== MATERIAL PROVIDED ==

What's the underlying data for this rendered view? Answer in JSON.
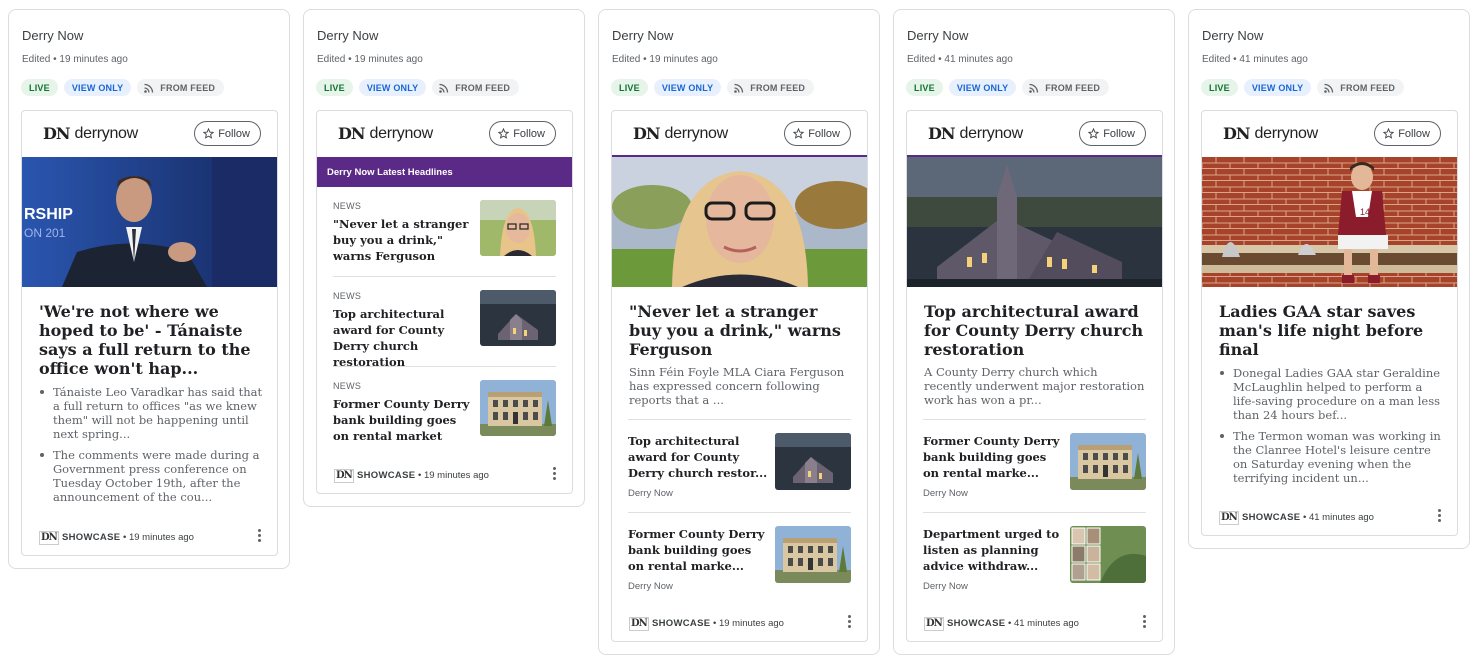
{
  "cards": [
    {
      "publisher": "Derry Now",
      "edited": "Edited • 19 minutes ago",
      "chips": {
        "live": "LIVE",
        "view_only": "VIEW ONLY",
        "from_feed": "FROM FEED"
      },
      "brand": {
        "mark": "DN",
        "name": "derrynow",
        "follow": "Follow"
      },
      "headline": "'We're not where we hoped to be' - Tánaiste says a full return to the office won't hap...",
      "bullets": [
        "Tánaiste Leo Varadkar has said that a full return to offices \"as we knew them\" will not be happening until next spring...",
        "The comments were made during a Government press conference on Tuesday October 19th, after the announcement of the cou..."
      ],
      "footer": {
        "label": "SHOWCASE",
        "time": " • 19 minutes ago"
      }
    },
    {
      "publisher": "Derry Now",
      "edited": "Edited • 19 minutes ago",
      "chips": {
        "live": "LIVE",
        "view_only": "VIEW ONLY",
        "from_feed": "FROM FEED"
      },
      "brand": {
        "mark": "DN",
        "name": "derrynow",
        "follow": "Follow"
      },
      "section_title": "Derry Now Latest Headlines",
      "items": [
        {
          "tag": "NEWS",
          "title": "\"Never let a stranger buy you a drink,\" warns Ferguson"
        },
        {
          "tag": "NEWS",
          "title": "Top architectural award for County Derry church restoration"
        },
        {
          "tag": "NEWS",
          "title": "Former County Derry bank building goes on rental market"
        }
      ],
      "footer": {
        "label": "SHOWCASE",
        "time": " • 19 minutes ago"
      }
    },
    {
      "publisher": "Derry Now",
      "edited": "Edited • 19 minutes ago",
      "chips": {
        "live": "LIVE",
        "view_only": "VIEW ONLY",
        "from_feed": "FROM FEED"
      },
      "brand": {
        "mark": "DN",
        "name": "derrynow",
        "follow": "Follow"
      },
      "headline": "\"Never let a stranger buy you a drink,\" warns Ferguson",
      "summary": "Sinn Féin Foyle MLA Ciara Ferguson has expressed concern following reports that a ...",
      "related": [
        {
          "title": "Top architectural award for County Derry church restor...",
          "source": "Derry Now"
        },
        {
          "title": "Former County Derry bank building goes on rental marke...",
          "source": "Derry Now"
        }
      ],
      "footer": {
        "label": "SHOWCASE",
        "time": " • 19 minutes ago"
      }
    },
    {
      "publisher": "Derry Now",
      "edited": "Edited • 41 minutes ago",
      "chips": {
        "live": "LIVE",
        "view_only": "VIEW ONLY",
        "from_feed": "FROM FEED"
      },
      "brand": {
        "mark": "DN",
        "name": "derrynow",
        "follow": "Follow"
      },
      "headline": "Top architectural award for County Derry church restoration",
      "summary": "A County Derry church which recently underwent major restoration work has won a pr...",
      "related": [
        {
          "title": "Former County Derry bank building goes on rental marke...",
          "source": "Derry Now"
        },
        {
          "title": "Department urged to listen as planning advice withdraw...",
          "source": "Derry Now"
        }
      ],
      "footer": {
        "label": "SHOWCASE",
        "time": " • 41 minutes ago"
      }
    },
    {
      "publisher": "Derry Now",
      "edited": "Edited • 41 minutes ago",
      "chips": {
        "live": "LIVE",
        "view_only": "VIEW ONLY",
        "from_feed": "FROM FEED"
      },
      "brand": {
        "mark": "DN",
        "name": "derrynow",
        "follow": "Follow"
      },
      "headline": "Ladies GAA star saves man's life night before final",
      "bullets": [
        "Donegal Ladies GAA star Geraldine McLaughlin helped to perform a life-saving procedure on a man less than 24 hours bef...",
        "The Termon woman was working in the Clanree Hotel's leisure centre on Saturday evening when the terrifying incident un..."
      ],
      "footer": {
        "label": "SHOWCASE",
        "time": " • 41 minutes ago"
      }
    }
  ],
  "icons": {
    "feed": "rss-feed-icon",
    "follow": "star-outline-icon",
    "more": "more-vert-icon"
  },
  "colors": {
    "brand_purple": "#5b2a86",
    "live_green": "#137333",
    "view_blue": "#1967d2"
  }
}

== TASK PROMPT ==
The data should be printed again unchanged; leave its pictures out.

== RESULT FOR THIS TASK ==
What's the underlying data for this rendered view? Answer in JSON.
{
  "cards": [
    {
      "publisher": "Derry Now",
      "edited": "Edited • 19 minutes ago",
      "chips": {
        "live": "LIVE",
        "view_only": "VIEW ONLY",
        "from_feed": "FROM FEED"
      },
      "brand": {
        "mark": "DN",
        "name": "derrynow",
        "follow": "Follow"
      },
      "headline": "'We're not where we hoped to be' - Tánaiste says a full return to the office won't hap...",
      "bullets": [
        "Tánaiste Leo Varadkar has said that a full return to offices \"as we knew them\" will not be happening until next spring...",
        "The comments were made during a Government press conference on Tuesday October 19th, after the announcement of the cou..."
      ],
      "footer": {
        "label": "SHOWCASE",
        "time": " • 19 minutes ago"
      }
    },
    {
      "publisher": "Derry Now",
      "edited": "Edited • 19 minutes ago",
      "chips": {
        "live": "LIVE",
        "view_only": "VIEW ONLY",
        "from_feed": "FROM FEED"
      },
      "brand": {
        "mark": "DN",
        "name": "derrynow",
        "follow": "Follow"
      },
      "section_title": "Derry Now Latest Headlines",
      "items": [
        {
          "tag": "NEWS",
          "title": "\"Never let a stranger buy you a drink,\" warns Ferguson"
        },
        {
          "tag": "NEWS",
          "title": "Top architectural award for County Derry church restoration"
        },
        {
          "tag": "NEWS",
          "title": "Former County Derry bank building goes on rental market"
        }
      ],
      "footer": {
        "label": "SHOWCASE",
        "time": " • 19 minutes ago"
      }
    },
    {
      "publisher": "Derry Now",
      "edited": "Edited • 19 minutes ago",
      "chips": {
        "live": "LIVE",
        "view_only": "VIEW ONLY",
        "from_feed": "FROM FEED"
      },
      "brand": {
        "mark": "DN",
        "name": "derrynow",
        "follow": "Follow"
      },
      "headline": "\"Never let a stranger buy you a drink,\" warns Ferguson",
      "summary": "Sinn Féin Foyle MLA Ciara Ferguson has expressed concern following reports that a ...",
      "related": [
        {
          "title": "Top architectural award for County Derry church restor...",
          "source": "Derry Now"
        },
        {
          "title": "Former County Derry bank building goes on rental marke...",
          "source": "Derry Now"
        }
      ],
      "footer": {
        "label": "SHOWCASE",
        "time": " • 19 minutes ago"
      }
    },
    {
      "publisher": "Derry Now",
      "edited": "Edited • 41 minutes ago",
      "chips": {
        "live": "LIVE",
        "view_only": "VIEW ONLY",
        "from_feed": "FROM FEED"
      },
      "brand": {
        "mark": "DN",
        "name": "derrynow",
        "follow": "Follow"
      },
      "headline": "Top architectural award for County Derry church restoration",
      "summary": "A County Derry church which recently underwent major restoration work has won a pr...",
      "related": [
        {
          "title": "Former County Derry bank building goes on rental marke...",
          "source": "Derry Now"
        },
        {
          "title": "Department urged to listen as planning advice withdraw...",
          "source": "Derry Now"
        }
      ],
      "footer": {
        "label": "SHOWCASE",
        "time": " • 41 minutes ago"
      }
    },
    {
      "publisher": "Derry Now",
      "edited": "Edited • 41 minutes ago",
      "chips": {
        "live": "LIVE",
        "view_only": "VIEW ONLY",
        "from_feed": "FROM FEED"
      },
      "brand": {
        "mark": "DN",
        "name": "derrynow",
        "follow": "Follow"
      },
      "headline": "Ladies GAA star saves man's life night before final",
      "bullets": [
        "Donegal Ladies GAA star Geraldine McLaughlin helped to perform a life-saving procedure on a man less than 24 hours bef...",
        "The Termon woman was working in the Clanree Hotel's leisure centre on Saturday evening when the terrifying incident un..."
      ],
      "footer": {
        "label": "SHOWCASE",
        "time": " • 41 minutes ago"
      }
    }
  ],
  "icons": {
    "feed": "rss-feed-icon",
    "follow": "star-outline-icon",
    "more": "more-vert-icon"
  },
  "colors": {
    "brand_purple": "#5b2a86",
    "live_green": "#137333",
    "view_blue": "#1967d2"
  }
}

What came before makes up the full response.